Entries supplied:
══════
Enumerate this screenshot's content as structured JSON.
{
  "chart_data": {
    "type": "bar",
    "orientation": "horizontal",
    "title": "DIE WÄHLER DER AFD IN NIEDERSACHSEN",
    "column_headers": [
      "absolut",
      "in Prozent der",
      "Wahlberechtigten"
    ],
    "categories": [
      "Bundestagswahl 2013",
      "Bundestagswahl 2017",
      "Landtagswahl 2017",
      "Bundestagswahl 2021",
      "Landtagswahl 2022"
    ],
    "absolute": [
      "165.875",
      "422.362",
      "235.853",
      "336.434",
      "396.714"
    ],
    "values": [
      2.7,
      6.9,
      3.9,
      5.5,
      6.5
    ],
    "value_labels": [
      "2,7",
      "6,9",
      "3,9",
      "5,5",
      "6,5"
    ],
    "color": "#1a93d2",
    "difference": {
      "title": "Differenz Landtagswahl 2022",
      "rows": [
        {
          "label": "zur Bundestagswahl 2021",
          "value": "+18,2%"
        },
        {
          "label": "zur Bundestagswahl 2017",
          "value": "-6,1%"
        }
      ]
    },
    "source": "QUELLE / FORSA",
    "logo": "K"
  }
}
══════
Repeat each of the entries above precisely as given.

Enumerate this screenshot's content as structured JSON.
{
  "chart_data": {
    "type": "bar",
    "orientation": "horizontal",
    "title": "DIE WÄHLER DER AFD IN NIEDERSACHSEN",
    "column_headers": [
      "absolut",
      "in Prozent der",
      "Wahlberechtigten"
    ],
    "categories": [
      "Bundestagswahl 2013",
      "Bundestagswahl 2017",
      "Landtagswahl 2017",
      "Bundestagswahl 2021",
      "Landtagswahl 2022"
    ],
    "absolute": [
      "165.875",
      "422.362",
      "235.853",
      "336.434",
      "396.714"
    ],
    "values": [
      2.7,
      6.9,
      3.9,
      5.5,
      6.5
    ],
    "value_labels": [
      "2,7",
      "6,9",
      "3,9",
      "5,5",
      "6,5"
    ],
    "color": "#1a93d2",
    "difference": {
      "title": "Differenz Landtagswahl 2022",
      "rows": [
        {
          "label": "zur Bundestagswahl 2021",
          "value": "+18,2%"
        },
        {
          "label": "zur Bundestagswahl 2017",
          "value": "-6,1%"
        }
      ]
    },
    "source": "QUELLE / FORSA",
    "logo": "K"
  }
}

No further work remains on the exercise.